» Description of the task: An exact copy of every record is needed.

» Recorded data:
━━━
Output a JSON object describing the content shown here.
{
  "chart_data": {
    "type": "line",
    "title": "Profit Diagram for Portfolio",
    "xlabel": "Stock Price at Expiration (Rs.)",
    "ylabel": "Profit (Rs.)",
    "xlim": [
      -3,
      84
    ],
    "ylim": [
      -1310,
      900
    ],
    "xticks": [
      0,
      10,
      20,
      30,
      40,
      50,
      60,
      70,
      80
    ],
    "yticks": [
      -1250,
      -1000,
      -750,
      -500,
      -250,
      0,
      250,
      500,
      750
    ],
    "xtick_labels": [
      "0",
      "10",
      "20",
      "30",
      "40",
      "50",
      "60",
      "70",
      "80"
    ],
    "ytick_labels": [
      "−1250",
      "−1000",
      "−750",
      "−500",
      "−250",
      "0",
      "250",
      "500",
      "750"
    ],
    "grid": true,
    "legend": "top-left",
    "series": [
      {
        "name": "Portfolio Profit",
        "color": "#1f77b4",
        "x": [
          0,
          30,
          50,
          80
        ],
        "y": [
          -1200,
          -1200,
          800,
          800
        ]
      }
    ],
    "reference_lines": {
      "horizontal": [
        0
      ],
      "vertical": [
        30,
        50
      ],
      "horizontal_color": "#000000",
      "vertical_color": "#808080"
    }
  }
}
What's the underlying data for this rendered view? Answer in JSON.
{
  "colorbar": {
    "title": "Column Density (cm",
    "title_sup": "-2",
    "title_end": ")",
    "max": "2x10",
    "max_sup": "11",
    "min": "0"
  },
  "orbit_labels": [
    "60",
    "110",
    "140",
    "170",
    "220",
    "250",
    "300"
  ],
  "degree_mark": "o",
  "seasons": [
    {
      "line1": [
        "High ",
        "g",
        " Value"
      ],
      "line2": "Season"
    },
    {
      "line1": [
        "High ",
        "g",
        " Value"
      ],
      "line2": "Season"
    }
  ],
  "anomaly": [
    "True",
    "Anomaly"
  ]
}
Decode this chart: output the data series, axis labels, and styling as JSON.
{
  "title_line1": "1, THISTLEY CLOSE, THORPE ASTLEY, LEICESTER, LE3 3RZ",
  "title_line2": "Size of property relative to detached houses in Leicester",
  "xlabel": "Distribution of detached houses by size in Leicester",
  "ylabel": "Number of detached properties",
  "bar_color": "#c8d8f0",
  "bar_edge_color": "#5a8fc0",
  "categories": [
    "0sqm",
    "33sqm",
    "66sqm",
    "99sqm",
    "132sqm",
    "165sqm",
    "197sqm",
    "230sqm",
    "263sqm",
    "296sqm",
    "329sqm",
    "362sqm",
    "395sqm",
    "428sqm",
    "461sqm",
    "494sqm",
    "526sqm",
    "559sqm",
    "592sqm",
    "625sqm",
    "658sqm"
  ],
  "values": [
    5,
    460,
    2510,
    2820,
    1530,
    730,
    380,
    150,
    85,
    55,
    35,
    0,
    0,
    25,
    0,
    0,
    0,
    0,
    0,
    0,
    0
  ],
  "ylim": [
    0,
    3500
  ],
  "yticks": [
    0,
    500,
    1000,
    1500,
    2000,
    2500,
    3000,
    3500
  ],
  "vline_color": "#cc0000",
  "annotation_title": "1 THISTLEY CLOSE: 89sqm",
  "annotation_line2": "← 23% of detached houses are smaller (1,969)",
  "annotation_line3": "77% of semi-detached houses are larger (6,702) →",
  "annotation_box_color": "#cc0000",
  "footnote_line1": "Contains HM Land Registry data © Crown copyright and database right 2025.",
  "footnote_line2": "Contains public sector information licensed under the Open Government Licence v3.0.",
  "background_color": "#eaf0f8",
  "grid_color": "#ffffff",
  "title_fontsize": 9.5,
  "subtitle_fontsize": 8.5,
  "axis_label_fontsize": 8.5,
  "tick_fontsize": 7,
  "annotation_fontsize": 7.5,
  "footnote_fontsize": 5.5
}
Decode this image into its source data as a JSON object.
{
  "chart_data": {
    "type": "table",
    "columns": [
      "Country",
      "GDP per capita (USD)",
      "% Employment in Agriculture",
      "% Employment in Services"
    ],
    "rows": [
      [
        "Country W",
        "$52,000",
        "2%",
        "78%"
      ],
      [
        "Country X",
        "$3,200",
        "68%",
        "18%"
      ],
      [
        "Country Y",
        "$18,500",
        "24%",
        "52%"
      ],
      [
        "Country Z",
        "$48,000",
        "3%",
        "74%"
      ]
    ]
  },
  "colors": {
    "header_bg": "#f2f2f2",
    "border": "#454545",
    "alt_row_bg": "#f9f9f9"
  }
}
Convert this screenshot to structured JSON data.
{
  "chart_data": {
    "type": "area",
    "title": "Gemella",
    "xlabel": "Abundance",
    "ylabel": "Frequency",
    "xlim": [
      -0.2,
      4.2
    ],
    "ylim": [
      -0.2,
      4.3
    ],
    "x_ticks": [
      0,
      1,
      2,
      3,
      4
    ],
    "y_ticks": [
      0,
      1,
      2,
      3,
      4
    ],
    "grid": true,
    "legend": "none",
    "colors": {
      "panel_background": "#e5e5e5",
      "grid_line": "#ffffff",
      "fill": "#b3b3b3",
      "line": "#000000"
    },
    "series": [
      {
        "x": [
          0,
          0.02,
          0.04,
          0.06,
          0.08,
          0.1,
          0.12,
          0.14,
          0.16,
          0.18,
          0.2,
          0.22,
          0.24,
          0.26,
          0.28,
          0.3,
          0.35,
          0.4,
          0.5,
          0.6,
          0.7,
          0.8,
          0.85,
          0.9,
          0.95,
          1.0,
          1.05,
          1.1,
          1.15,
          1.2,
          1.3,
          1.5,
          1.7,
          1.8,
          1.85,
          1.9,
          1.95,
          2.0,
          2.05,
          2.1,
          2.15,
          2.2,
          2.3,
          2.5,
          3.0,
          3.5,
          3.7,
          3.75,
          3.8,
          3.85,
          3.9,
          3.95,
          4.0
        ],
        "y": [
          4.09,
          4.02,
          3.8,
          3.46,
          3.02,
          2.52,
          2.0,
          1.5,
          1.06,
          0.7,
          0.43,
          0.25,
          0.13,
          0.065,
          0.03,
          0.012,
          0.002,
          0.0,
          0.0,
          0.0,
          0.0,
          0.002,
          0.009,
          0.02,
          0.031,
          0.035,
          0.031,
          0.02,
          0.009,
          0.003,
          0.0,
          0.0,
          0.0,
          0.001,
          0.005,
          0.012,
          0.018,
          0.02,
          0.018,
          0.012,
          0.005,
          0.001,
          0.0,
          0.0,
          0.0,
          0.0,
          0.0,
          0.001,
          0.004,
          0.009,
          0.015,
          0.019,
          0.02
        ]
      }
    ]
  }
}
━━━
» Response for this exercise:
Output a JSON object describing the content shown here.
{
  "chart_data": {
    "type": "line",
    "title": "Profit Diagram for Portfolio",
    "xlabel": "Stock Price at Expiration (Rs.)",
    "ylabel": "Profit (Rs.)",
    "xlim": [
      -3,
      84
    ],
    "ylim": [
      -1310,
      900
    ],
    "xticks": [
      0,
      10,
      20,
      30,
      40,
      50,
      60,
      70,
      80
    ],
    "yticks": [
      -1250,
      -1000,
      -750,
      -500,
      -250,
      0,
      250,
      500,
      750
    ],
    "xtick_labels": [
      "0",
      "10",
      "20",
      "30",
      "40",
      "50",
      "60",
      "70",
      "80"
    ],
    "ytick_labels": [
      "−1250",
      "−1000",
      "−750",
      "−500",
      "−250",
      "0",
      "250",
      "500",
      "750"
    ],
    "grid": true,
    "legend": "top-left",
    "series": [
      {
        "name": "Portfolio Profit",
        "color": "#1f77b4",
        "x": [
          0,
          30,
          50,
          80
        ],
        "y": [
          -1200,
          -1200,
          800,
          800
        ]
      }
    ],
    "reference_lines": {
      "horizontal": [
        0
      ],
      "vertical": [
        30,
        50
      ],
      "horizontal_color": "#000000",
      "vertical_color": "#808080"
    }
  }
}
What's the underlying data for this rendered view? Answer in JSON.
{
  "colorbar": {
    "title": "Column Density (cm",
    "title_sup": "-2",
    "title_end": ")",
    "max": "2x10",
    "max_sup": "11",
    "min": "0"
  },
  "orbit_labels": [
    "60",
    "110",
    "140",
    "170",
    "220",
    "250",
    "300"
  ],
  "degree_mark": "o",
  "seasons": [
    {
      "line1": [
        "High ",
        "g",
        " Value"
      ],
      "line2": "Season"
    },
    {
      "line1": [
        "High ",
        "g",
        " Value"
      ],
      "line2": "Season"
    }
  ],
  "anomaly": [
    "True",
    "Anomaly"
  ]
}
Decode this chart: output the data series, axis labels, and styling as JSON.
{
  "title_line1": "1, THISTLEY CLOSE, THORPE ASTLEY, LEICESTER, LE3 3RZ",
  "title_line2": "Size of property relative to detached houses in Leicester",
  "xlabel": "Distribution of detached houses by size in Leicester",
  "ylabel": "Number of detached properties",
  "bar_color": "#c8d8f0",
  "bar_edge_color": "#5a8fc0",
  "categories": [
    "0sqm",
    "33sqm",
    "66sqm",
    "99sqm",
    "132sqm",
    "165sqm",
    "197sqm",
    "230sqm",
    "263sqm",
    "296sqm",
    "329sqm",
    "362sqm",
    "395sqm",
    "428sqm",
    "461sqm",
    "494sqm",
    "526sqm",
    "559sqm",
    "592sqm",
    "625sqm",
    "658sqm"
  ],
  "values": [
    5,
    460,
    2510,
    2820,
    1530,
    730,
    380,
    150,
    85,
    55,
    35,
    0,
    0,
    25,
    0,
    0,
    0,
    0,
    0,
    0,
    0
  ],
  "ylim": [
    0,
    3500
  ],
  "yticks": [
    0,
    500,
    1000,
    1500,
    2000,
    2500,
    3000,
    3500
  ],
  "vline_color": "#cc0000",
  "annotation_title": "1 THISTLEY CLOSE: 89sqm",
  "annotation_line2": "← 23% of detached houses are smaller (1,969)",
  "annotation_line3": "77% of semi-detached houses are larger (6,702) →",
  "annotation_box_color": "#cc0000",
  "footnote_line1": "Contains HM Land Registry data © Crown copyright and database right 2025.",
  "footnote_line2": "Contains public sector information licensed under the Open Government Licence v3.0.",
  "background_color": "#eaf0f8",
  "grid_color": "#ffffff",
  "title_fontsize": 9.5,
  "subtitle_fontsize": 8.5,
  "axis_label_fontsize": 8.5,
  "tick_fontsize": 7,
  "annotation_fontsize": 7.5,
  "footnote_fontsize": 5.5
}
Decode this image into its source data as a JSON object.
{
  "chart_data": {
    "type": "table",
    "columns": [
      "Country",
      "GDP per capita (USD)",
      "% Employment in Agriculture",
      "% Employment in Services"
    ],
    "rows": [
      [
        "Country W",
        "$52,000",
        "2%",
        "78%"
      ],
      [
        "Country X",
        "$3,200",
        "68%",
        "18%"
      ],
      [
        "Country Y",
        "$18,500",
        "24%",
        "52%"
      ],
      [
        "Country Z",
        "$48,000",
        "3%",
        "74%"
      ]
    ]
  },
  "colors": {
    "header_bg": "#f2f2f2",
    "border": "#454545",
    "alt_row_bg": "#f9f9f9"
  }
}
Convert this screenshot to structured JSON data.
{
  "chart_data": {
    "type": "area",
    "title": "Gemella",
    "xlabel": "Abundance",
    "ylabel": "Frequency",
    "xlim": [
      -0.2,
      4.2
    ],
    "ylim": [
      -0.2,
      4.3
    ],
    "x_ticks": [
      0,
      1,
      2,
      3,
      4
    ],
    "y_ticks": [
      0,
      1,
      2,
      3,
      4
    ],
    "grid": true,
    "legend": "none",
    "colors": {
      "panel_background": "#e5e5e5",
      "grid_line": "#ffffff",
      "fill": "#b3b3b3",
      "line": "#000000"
    },
    "series": [
      {
        "x": [
          0,
          0.02,
          0.04,
          0.06,
          0.08,
          0.1,
          0.12,
          0.14,
          0.16,
          0.18,
          0.2,
          0.22,
          0.24,
          0.26,
          0.28,
          0.3,
          0.35,
          0.4,
          0.5,
          0.6,
          0.7,
          0.8,
          0.85,
          0.9,
          0.95,
          1.0,
          1.05,
          1.1,
          1.15,
          1.2,
          1.3,
          1.5,
          1.7,
          1.8,
          1.85,
          1.9,
          1.95,
          2.0,
          2.05,
          2.1,
          2.15,
          2.2,
          2.3,
          2.5,
          3.0,
          3.5,
          3.7,
          3.75,
          3.8,
          3.85,
          3.9,
          3.95,
          4.0
        ],
        "y": [
          4.09,
          4.02,
          3.8,
          3.46,
          3.02,
          2.52,
          2.0,
          1.5,
          1.06,
          0.7,
          0.43,
          0.25,
          0.13,
          0.065,
          0.03,
          0.012,
          0.002,
          0.0,
          0.0,
          0.0,
          0.0,
          0.002,
          0.009,
          0.02,
          0.031,
          0.035,
          0.031,
          0.02,
          0.009,
          0.003,
          0.0,
          0.0,
          0.0,
          0.001,
          0.005,
          0.012,
          0.018,
          0.02,
          0.018,
          0.012,
          0.005,
          0.001,
          0.0,
          0.0,
          0.0,
          0.0,
          0.0,
          0.001,
          0.004,
          0.009,
          0.015,
          0.019,
          0.02
        ]
      }
    ]
  }
}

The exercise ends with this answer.